Copy out each line in the material below that has the word "JSON".

Records excerpted from a collection
___

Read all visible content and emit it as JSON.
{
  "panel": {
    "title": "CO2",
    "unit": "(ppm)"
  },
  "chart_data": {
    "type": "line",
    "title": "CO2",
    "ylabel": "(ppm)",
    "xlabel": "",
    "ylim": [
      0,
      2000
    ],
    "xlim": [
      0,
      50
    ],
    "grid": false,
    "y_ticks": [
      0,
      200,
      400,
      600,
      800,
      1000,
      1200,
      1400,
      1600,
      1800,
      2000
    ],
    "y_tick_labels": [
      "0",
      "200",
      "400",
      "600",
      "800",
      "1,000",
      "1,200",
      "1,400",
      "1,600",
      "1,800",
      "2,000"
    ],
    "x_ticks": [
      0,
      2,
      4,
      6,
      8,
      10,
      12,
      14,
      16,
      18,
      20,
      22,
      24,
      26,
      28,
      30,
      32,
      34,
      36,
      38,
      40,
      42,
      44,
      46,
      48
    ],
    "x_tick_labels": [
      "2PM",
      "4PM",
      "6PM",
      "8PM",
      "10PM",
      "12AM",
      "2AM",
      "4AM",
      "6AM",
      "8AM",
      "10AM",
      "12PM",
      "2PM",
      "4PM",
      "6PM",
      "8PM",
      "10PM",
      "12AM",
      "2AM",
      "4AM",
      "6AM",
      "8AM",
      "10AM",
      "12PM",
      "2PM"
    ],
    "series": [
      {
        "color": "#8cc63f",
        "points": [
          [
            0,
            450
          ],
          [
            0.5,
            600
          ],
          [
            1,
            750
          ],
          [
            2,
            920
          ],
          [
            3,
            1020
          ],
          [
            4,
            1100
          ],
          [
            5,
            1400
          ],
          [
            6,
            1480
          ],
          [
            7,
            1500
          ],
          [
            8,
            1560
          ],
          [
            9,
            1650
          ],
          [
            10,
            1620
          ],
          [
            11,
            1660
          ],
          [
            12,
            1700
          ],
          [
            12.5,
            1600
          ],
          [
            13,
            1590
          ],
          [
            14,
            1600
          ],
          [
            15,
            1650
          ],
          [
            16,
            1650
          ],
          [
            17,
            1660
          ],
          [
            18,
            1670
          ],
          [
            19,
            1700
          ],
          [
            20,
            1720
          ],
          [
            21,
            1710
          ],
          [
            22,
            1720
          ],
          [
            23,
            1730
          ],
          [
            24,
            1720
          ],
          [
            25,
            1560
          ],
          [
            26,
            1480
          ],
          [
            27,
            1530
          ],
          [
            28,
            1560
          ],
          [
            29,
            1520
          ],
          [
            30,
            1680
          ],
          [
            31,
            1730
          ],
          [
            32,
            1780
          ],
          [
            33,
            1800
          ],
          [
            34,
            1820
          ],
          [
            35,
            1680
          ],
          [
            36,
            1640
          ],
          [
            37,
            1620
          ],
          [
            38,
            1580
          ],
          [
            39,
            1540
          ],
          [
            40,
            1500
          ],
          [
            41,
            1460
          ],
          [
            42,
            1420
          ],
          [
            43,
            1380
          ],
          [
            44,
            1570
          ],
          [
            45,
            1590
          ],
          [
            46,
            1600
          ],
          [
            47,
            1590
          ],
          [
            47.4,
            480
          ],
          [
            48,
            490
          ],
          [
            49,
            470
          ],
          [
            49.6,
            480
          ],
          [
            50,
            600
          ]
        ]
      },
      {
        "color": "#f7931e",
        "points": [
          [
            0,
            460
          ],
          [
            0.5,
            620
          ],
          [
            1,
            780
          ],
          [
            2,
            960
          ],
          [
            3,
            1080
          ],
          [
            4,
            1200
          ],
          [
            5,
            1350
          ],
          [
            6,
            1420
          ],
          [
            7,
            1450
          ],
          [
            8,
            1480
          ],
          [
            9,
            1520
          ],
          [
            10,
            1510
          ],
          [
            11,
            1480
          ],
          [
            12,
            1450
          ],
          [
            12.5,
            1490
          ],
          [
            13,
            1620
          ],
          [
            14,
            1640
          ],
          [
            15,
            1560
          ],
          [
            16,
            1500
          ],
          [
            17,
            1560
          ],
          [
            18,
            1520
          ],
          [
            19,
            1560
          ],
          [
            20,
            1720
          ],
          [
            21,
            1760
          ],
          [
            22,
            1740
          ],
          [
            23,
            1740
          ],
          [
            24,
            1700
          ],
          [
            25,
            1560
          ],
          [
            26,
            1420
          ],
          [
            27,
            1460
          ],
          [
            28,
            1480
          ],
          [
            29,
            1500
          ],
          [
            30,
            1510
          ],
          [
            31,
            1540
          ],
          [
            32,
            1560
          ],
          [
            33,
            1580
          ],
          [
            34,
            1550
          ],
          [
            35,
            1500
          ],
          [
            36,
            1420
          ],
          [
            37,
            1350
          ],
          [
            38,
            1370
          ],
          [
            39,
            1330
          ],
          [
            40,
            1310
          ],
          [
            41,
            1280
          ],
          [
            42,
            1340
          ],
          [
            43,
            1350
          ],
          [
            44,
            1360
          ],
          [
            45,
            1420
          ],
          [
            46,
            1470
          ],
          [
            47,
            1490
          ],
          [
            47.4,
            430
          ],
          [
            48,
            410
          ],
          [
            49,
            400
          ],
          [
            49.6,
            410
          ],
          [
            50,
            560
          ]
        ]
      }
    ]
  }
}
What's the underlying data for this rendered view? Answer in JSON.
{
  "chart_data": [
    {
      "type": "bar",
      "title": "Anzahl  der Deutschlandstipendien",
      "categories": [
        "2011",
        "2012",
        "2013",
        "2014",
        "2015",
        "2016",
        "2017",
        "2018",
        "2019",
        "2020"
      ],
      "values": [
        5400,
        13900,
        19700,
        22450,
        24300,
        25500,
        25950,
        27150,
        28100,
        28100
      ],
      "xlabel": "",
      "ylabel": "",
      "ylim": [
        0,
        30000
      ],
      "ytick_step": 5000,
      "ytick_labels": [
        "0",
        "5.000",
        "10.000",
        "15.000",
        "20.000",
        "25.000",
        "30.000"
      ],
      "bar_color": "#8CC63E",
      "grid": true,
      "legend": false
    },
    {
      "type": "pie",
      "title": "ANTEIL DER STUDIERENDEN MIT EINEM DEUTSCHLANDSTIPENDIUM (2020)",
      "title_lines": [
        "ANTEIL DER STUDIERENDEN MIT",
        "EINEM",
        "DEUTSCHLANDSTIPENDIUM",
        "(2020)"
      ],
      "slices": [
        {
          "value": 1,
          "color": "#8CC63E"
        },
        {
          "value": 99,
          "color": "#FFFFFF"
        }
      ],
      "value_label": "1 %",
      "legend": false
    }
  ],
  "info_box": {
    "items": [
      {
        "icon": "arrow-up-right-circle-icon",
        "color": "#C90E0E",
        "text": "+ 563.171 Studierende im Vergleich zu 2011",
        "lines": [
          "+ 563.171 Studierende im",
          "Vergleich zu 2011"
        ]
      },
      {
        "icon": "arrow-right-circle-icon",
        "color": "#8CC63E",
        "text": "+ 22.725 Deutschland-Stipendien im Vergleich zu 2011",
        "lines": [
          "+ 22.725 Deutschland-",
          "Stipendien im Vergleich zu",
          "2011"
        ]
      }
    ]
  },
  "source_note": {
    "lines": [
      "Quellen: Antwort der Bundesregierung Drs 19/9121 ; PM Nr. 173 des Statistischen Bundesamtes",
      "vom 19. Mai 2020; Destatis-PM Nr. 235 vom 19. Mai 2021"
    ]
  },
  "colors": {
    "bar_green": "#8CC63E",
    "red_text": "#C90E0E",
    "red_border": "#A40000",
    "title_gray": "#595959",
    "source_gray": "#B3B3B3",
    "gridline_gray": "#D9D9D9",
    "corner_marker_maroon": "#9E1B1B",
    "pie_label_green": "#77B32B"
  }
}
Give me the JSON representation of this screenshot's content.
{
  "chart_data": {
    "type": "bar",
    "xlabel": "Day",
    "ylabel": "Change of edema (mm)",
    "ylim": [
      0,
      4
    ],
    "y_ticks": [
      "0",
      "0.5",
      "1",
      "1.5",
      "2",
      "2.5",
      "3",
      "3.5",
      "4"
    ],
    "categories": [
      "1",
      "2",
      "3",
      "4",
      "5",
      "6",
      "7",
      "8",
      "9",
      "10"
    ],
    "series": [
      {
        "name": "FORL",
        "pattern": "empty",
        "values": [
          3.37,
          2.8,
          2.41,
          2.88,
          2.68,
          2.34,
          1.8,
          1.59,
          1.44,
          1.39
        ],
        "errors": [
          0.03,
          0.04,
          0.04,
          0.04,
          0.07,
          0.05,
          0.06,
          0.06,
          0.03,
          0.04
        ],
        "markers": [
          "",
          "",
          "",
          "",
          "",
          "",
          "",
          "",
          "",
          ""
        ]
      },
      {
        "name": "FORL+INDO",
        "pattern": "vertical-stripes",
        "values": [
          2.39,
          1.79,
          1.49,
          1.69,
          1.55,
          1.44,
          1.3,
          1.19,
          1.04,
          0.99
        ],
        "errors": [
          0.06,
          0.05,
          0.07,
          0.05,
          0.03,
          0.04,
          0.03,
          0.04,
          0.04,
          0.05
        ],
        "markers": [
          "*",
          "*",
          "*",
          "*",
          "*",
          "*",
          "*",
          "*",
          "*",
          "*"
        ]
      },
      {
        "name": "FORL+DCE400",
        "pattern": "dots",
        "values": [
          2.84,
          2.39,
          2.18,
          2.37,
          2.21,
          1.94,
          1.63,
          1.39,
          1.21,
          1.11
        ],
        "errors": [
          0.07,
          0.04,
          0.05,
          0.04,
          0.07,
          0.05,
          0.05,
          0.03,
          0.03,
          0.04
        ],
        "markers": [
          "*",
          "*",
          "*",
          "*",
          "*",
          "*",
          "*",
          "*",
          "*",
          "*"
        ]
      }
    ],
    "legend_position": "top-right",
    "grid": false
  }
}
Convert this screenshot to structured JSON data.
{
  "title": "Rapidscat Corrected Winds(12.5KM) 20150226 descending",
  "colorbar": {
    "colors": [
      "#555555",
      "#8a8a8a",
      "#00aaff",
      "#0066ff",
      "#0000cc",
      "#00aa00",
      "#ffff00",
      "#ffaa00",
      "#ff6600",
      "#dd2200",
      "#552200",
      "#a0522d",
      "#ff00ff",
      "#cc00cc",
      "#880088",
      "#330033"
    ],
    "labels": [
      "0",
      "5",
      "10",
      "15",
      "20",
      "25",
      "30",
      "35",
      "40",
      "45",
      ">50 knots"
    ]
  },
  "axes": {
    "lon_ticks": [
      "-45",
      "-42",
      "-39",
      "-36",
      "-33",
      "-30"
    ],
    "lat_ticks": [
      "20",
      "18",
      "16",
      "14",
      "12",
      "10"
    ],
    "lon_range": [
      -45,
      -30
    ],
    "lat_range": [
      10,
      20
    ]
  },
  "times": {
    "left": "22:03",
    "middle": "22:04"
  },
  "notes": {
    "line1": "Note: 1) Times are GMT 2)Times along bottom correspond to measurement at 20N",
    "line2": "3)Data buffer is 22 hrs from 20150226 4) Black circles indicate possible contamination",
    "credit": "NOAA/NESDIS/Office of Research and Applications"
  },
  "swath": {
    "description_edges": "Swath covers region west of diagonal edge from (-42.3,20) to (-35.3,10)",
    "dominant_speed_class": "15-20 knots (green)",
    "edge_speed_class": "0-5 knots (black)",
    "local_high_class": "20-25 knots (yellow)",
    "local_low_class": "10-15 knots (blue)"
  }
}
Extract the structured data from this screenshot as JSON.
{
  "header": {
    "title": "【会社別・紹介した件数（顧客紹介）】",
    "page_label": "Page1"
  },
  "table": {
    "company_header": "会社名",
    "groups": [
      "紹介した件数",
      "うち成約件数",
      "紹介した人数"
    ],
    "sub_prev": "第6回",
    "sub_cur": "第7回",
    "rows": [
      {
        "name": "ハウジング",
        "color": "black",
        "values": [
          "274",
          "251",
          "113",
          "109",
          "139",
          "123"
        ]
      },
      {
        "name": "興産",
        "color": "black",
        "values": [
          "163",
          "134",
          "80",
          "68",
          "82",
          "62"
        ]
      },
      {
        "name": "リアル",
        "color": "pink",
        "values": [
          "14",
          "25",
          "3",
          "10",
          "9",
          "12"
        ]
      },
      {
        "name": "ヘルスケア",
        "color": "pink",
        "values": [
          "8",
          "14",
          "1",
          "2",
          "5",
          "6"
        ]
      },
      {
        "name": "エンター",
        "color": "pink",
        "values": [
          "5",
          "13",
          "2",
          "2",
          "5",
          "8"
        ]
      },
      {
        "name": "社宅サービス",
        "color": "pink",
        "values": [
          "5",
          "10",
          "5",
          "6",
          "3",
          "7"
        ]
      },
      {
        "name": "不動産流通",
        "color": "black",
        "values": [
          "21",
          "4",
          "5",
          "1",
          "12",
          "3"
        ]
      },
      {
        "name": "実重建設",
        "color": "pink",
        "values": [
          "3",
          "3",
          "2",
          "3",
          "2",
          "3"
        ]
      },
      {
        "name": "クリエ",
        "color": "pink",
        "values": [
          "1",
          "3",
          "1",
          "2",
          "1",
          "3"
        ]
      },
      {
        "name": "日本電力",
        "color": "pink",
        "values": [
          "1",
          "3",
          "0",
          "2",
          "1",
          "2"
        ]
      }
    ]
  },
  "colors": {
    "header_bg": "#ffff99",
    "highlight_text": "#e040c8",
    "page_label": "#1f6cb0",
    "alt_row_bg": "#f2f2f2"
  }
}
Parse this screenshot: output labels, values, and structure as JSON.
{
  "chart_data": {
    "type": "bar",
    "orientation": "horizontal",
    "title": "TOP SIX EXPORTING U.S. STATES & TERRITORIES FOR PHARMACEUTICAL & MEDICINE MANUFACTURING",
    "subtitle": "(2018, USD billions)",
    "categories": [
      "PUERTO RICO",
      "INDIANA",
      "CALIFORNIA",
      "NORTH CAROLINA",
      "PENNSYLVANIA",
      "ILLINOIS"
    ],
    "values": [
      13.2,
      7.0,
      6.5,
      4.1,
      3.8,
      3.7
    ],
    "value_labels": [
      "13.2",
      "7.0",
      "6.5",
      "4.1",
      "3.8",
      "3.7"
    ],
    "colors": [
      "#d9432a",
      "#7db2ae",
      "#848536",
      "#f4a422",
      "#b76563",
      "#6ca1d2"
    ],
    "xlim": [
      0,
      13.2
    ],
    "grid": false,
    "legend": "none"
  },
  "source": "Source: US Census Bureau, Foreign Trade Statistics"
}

___

> [EXERCISE SOLUTION]
Read all visible content and emit it as JSON.
What's the underlying data for this rendered view? Answer in JSON.
Give me the JSON representation of this screenshot's content.
Convert this screenshot to structured JSON data.
Extract the structured data from this screenshot as JSON.
Parse this screenshot: output labels, values, and structure as JSON.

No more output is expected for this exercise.